*EXERCISE DETAILS*: Using the records provided below, locate and copy each line that contains the word "screenshot".

(Collected data entries)

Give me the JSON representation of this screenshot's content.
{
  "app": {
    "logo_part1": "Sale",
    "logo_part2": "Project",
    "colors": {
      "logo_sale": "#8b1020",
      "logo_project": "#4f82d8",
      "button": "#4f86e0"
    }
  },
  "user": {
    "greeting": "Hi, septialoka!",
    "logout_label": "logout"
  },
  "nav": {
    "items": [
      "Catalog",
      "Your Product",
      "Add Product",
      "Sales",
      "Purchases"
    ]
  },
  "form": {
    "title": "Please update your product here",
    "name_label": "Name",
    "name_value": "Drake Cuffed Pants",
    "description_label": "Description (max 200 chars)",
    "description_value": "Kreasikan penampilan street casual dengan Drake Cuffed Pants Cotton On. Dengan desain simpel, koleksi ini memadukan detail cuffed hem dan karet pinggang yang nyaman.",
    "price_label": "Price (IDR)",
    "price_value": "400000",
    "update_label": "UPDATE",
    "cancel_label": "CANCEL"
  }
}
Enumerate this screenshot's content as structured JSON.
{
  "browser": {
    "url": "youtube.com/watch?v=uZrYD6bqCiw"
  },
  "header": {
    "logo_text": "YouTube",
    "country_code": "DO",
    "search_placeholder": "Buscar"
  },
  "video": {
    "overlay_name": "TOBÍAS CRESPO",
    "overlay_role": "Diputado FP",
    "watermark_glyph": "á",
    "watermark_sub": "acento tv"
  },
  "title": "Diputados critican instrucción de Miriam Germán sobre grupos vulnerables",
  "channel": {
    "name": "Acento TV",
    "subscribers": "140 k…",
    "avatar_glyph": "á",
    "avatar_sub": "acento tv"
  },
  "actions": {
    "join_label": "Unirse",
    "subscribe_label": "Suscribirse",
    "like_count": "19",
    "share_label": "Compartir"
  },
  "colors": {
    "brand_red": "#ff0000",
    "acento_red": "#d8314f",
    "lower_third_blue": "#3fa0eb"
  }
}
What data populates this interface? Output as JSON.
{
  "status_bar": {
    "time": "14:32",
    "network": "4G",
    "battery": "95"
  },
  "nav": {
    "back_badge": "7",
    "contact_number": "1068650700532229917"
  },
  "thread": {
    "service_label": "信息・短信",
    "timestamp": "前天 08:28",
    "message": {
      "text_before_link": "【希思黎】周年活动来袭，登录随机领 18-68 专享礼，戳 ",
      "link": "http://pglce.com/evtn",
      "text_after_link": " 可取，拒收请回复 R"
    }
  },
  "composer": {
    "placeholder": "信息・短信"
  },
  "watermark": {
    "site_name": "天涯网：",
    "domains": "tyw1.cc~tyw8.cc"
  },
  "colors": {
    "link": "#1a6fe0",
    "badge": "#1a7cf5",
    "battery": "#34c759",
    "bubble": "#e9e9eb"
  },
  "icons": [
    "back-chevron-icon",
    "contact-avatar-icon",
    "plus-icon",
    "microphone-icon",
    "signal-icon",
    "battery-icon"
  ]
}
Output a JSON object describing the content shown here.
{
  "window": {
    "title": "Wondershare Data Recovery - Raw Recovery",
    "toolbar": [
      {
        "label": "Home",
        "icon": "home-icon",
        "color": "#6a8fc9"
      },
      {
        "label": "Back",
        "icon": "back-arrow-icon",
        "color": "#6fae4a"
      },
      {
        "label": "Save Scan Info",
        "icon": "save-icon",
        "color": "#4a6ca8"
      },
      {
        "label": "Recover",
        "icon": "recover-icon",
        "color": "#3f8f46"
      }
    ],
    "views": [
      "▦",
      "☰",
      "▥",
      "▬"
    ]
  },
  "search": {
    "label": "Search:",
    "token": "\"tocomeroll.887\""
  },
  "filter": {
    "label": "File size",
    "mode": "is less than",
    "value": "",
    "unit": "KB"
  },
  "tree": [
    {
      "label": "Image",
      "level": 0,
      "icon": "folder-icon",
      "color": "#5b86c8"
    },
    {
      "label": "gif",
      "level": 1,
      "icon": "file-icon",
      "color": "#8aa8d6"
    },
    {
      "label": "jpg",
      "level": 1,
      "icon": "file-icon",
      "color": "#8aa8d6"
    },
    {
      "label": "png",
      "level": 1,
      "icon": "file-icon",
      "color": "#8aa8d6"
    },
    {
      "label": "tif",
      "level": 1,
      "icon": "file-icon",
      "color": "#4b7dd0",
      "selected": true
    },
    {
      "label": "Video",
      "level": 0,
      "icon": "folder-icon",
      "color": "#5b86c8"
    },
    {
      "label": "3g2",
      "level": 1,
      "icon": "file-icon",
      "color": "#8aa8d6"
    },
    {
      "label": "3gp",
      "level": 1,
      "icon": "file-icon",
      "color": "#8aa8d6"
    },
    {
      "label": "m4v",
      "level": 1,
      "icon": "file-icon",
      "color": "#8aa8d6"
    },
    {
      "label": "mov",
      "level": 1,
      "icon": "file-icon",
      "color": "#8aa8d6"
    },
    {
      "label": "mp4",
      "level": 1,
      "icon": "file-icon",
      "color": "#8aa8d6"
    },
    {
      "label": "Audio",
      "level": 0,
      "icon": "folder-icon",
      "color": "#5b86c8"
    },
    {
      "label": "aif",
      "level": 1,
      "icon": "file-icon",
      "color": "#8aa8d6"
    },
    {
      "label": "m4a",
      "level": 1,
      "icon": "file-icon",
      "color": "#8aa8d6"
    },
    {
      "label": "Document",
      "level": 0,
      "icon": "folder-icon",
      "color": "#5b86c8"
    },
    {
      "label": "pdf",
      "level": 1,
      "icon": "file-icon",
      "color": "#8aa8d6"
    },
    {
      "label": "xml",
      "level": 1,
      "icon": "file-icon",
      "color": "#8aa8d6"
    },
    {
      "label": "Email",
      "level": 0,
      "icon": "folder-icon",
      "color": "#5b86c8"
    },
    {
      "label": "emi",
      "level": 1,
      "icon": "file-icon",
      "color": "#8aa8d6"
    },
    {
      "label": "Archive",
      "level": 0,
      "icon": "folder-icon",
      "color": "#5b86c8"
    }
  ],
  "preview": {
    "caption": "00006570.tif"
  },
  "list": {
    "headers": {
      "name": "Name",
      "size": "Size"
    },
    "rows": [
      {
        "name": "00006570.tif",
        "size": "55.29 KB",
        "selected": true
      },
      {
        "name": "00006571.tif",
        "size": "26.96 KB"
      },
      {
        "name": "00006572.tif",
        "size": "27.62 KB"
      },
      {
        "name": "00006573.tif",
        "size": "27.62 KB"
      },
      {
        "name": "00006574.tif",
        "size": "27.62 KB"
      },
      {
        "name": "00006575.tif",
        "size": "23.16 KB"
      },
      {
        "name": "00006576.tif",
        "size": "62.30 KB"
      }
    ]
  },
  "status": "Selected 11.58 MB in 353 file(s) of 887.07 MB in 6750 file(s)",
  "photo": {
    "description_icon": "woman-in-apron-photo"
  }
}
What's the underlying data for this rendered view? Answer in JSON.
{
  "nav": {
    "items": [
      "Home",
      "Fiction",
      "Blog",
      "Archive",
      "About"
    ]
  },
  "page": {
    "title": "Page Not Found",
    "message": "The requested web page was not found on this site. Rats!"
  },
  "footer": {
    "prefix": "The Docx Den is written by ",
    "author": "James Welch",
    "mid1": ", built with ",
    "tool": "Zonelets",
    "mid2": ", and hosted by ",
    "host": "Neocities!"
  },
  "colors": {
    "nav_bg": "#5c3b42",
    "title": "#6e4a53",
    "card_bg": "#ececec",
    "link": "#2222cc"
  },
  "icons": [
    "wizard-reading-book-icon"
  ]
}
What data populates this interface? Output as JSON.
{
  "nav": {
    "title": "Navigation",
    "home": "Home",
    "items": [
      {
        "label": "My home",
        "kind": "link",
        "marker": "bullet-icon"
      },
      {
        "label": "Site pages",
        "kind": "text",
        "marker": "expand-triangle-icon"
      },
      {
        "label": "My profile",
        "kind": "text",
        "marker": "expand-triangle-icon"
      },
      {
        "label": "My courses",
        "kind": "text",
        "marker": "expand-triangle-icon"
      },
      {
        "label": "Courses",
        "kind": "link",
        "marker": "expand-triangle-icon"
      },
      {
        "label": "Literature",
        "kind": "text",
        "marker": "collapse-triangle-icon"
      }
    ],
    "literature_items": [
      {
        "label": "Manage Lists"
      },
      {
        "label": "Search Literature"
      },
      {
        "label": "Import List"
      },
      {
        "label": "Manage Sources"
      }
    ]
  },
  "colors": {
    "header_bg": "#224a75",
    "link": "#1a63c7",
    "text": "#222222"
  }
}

*EXERCISE OUTPUT*:
Give me the JSON representation of this screenshot's content.
Enumerate this screenshot's content as structured JSON.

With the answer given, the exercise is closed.